• Problem to solve
Make an exact copy of the entries below with the pictures removed.

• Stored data
• • • •
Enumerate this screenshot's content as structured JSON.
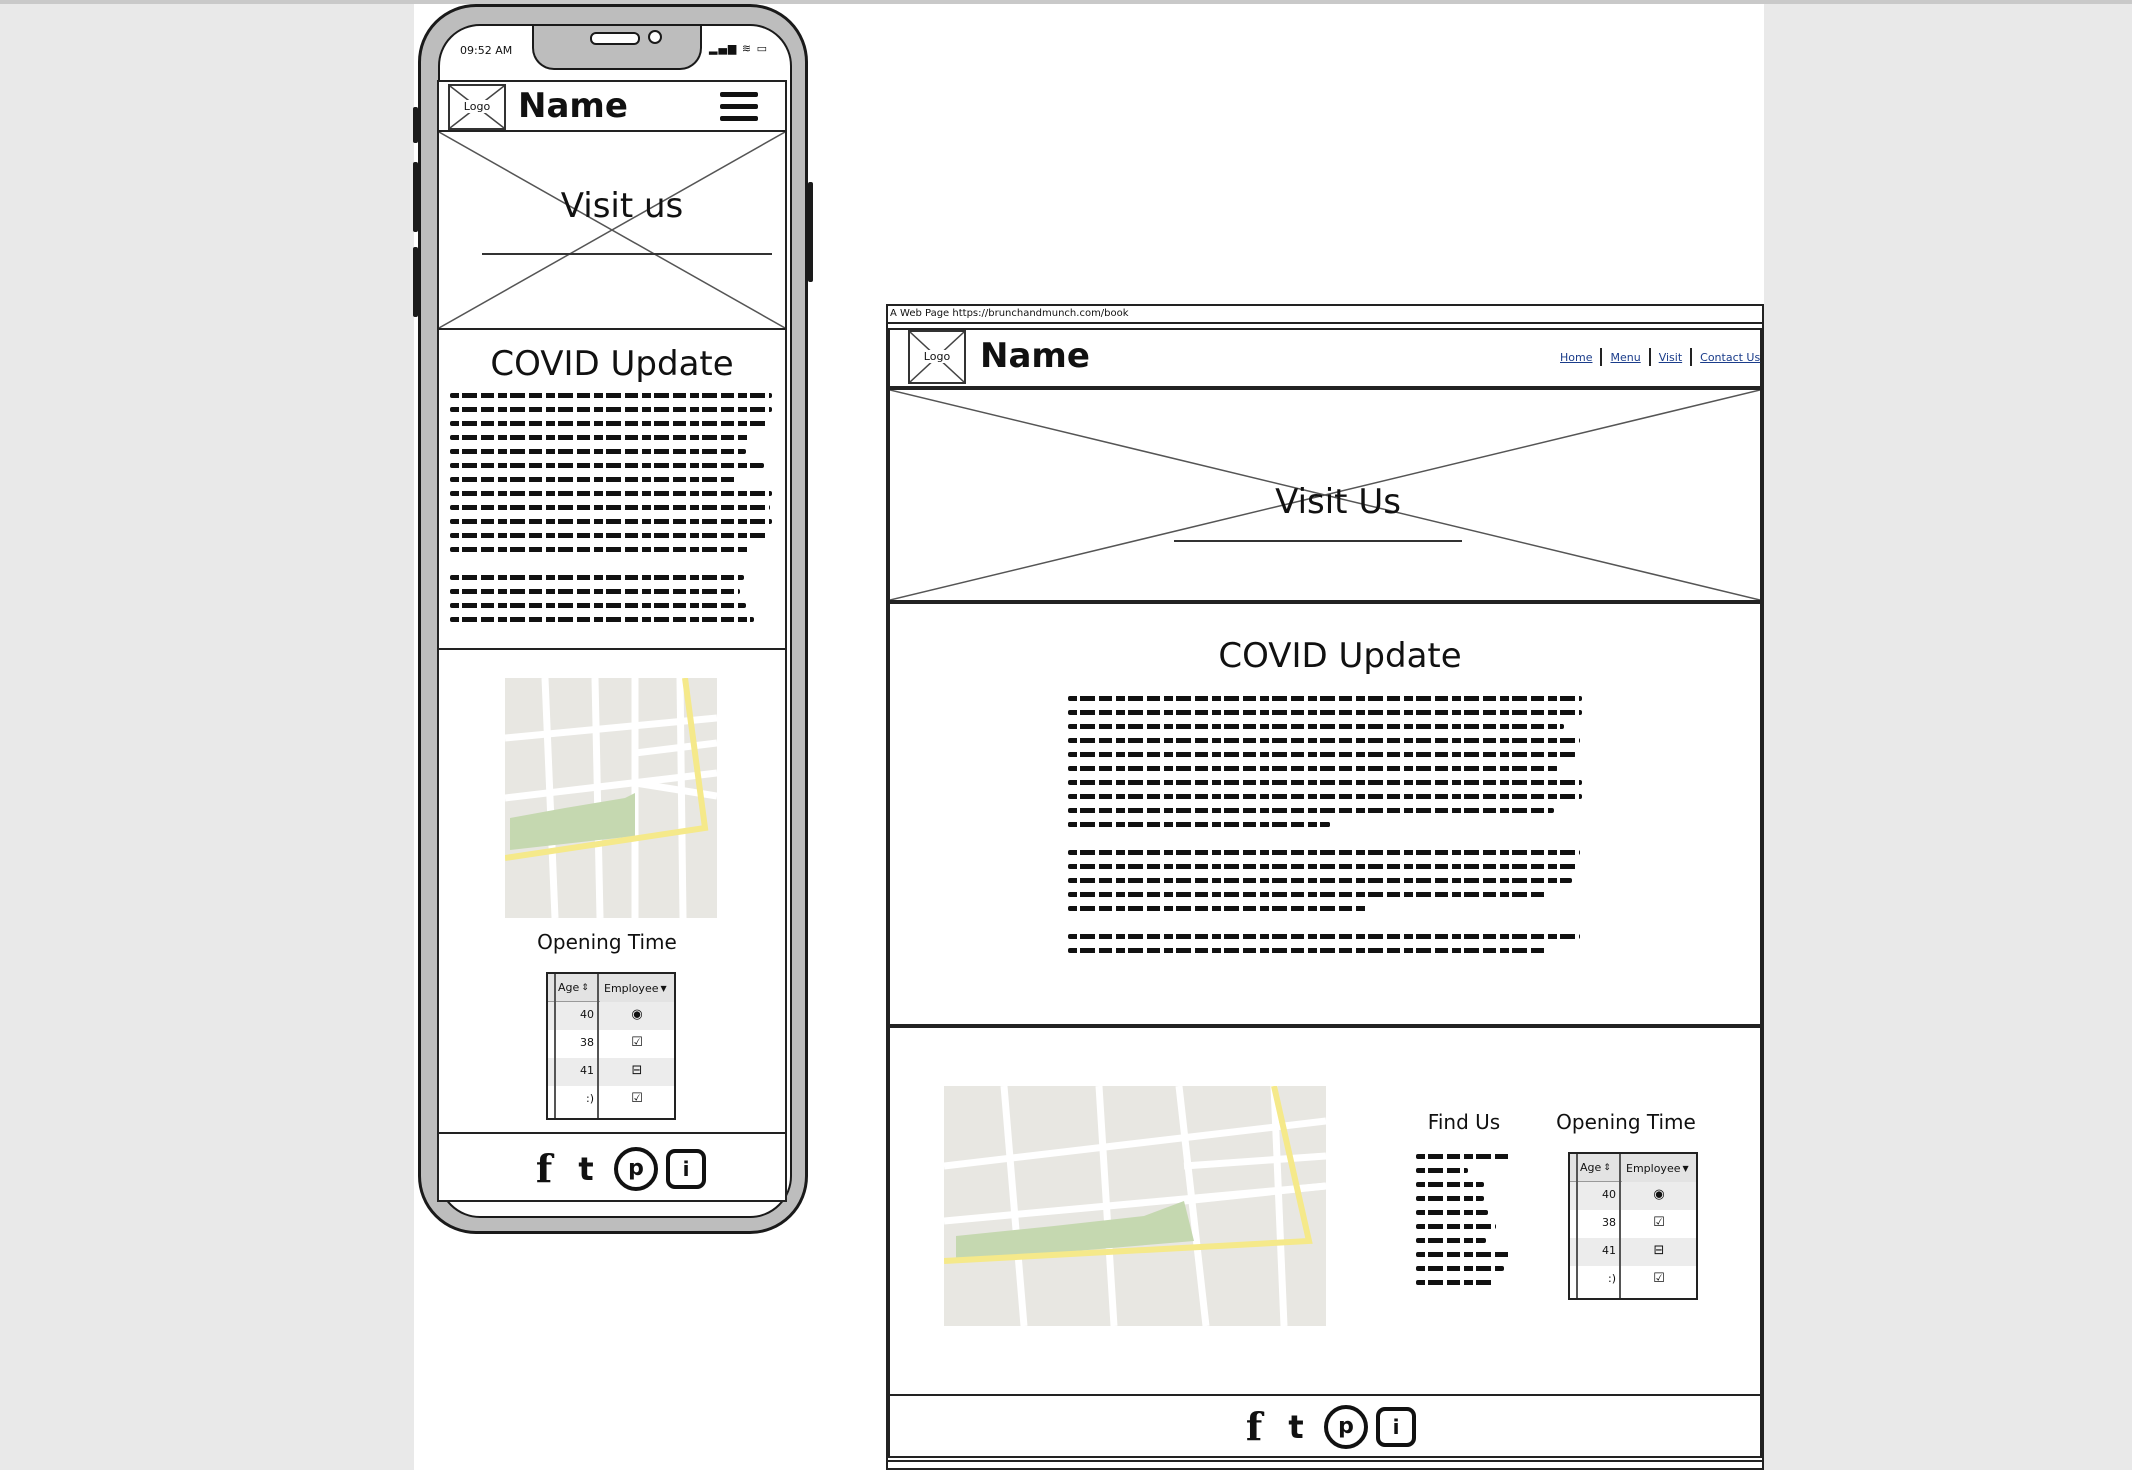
{
  "mobile": {
    "status_time": "09:52 AM",
    "logo_label": "Logo",
    "brand_name": "Name",
    "hero_title": "Visit us",
    "covid_title": "COVID Update",
    "opening_title": "Opening Time",
    "table": {
      "col_age": "Age",
      "col_employee": "Employee",
      "rows": [
        {
          "age": "40",
          "mark": "◉"
        },
        {
          "age": "38",
          "mark": "☑"
        },
        {
          "age": "41",
          "mark": "⊟"
        },
        {
          "age": ":)",
          "mark": "☑"
        }
      ]
    },
    "social": [
      "f",
      "t",
      "p",
      "i"
    ]
  },
  "desktop": {
    "address_bar": "A Web Page https://brunchandmunch.com/book",
    "logo_label": "Logo",
    "brand_name": "Name",
    "nav": [
      "Home",
      "Menu",
      "Visit",
      "Contact Us"
    ],
    "hero_title": "Visit Us",
    "covid_title": "COVID Update",
    "find_us_title": "Find Us",
    "opening_title": "Opening Time",
    "table": {
      "col_age": "Age",
      "col_employee": "Employee",
      "rows": [
        {
          "age": "40",
          "mark": "◉"
        },
        {
          "age": "38",
          "mark": "☑"
        },
        {
          "age": "41",
          "mark": "⊟"
        },
        {
          "age": ":)",
          "mark": "☑"
        }
      ]
    },
    "social": [
      "f",
      "t",
      "p",
      "i"
    ]
  },
  "colors": {
    "map_bg": "#e8e7e2",
    "map_road": "#ffffff",
    "map_park": "#c5d8b0",
    "map_highway": "#f5e98a"
  },
  "icons": [
    "phone-frame",
    "menu-icon",
    "facebook-icon",
    "twitter-icon",
    "pinterest-icon",
    "instagram-icon",
    "radio-icon",
    "checkbox-icon",
    "sort-icon",
    "dropdown-icon"
  ]
}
• • • •
• Response
Enumerate this screenshot's content as structured JSON.
{
  "mobile": {
    "status_time": "09:52 AM",
    "logo_label": "Logo",
    "brand_name": "Name",
    "hero_title": "Visit us",
    "covid_title": "COVID Update",
    "opening_title": "Opening Time",
    "table": {
      "col_age": "Age",
      "col_employee": "Employee",
      "rows": [
        {
          "age": "40",
          "mark": "◉"
        },
        {
          "age": "38",
          "mark": "☑"
        },
        {
          "age": "41",
          "mark": "⊟"
        },
        {
          "age": ":)",
          "mark": "☑"
        }
      ]
    },
    "social": [
      "f",
      "t",
      "p",
      "i"
    ]
  },
  "desktop": {
    "address_bar": "A Web Page https://brunchandmunch.com/book",
    "logo_label": "Logo",
    "brand_name": "Name",
    "nav": [
      "Home",
      "Menu",
      "Visit",
      "Contact Us"
    ],
    "hero_title": "Visit Us",
    "covid_title": "COVID Update",
    "find_us_title": "Find Us",
    "opening_title": "Opening Time",
    "table": {
      "col_age": "Age",
      "col_employee": "Employee",
      "rows": [
        {
          "age": "40",
          "mark": "◉"
        },
        {
          "age": "38",
          "mark": "☑"
        },
        {
          "age": "41",
          "mark": "⊟"
        },
        {
          "age": ":)",
          "mark": "☑"
        }
      ]
    },
    "social": [
      "f",
      "t",
      "p",
      "i"
    ]
  },
  "colors": {
    "map_bg": "#e8e7e2",
    "map_road": "#ffffff",
    "map_park": "#c5d8b0",
    "map_highway": "#f5e98a"
  },
  "icons": [
    "phone-frame",
    "menu-icon",
    "facebook-icon",
    "twitter-icon",
    "pinterest-icon",
    "instagram-icon",
    "radio-icon",
    "checkbox-icon",
    "sort-icon",
    "dropdown-icon"
  ]
}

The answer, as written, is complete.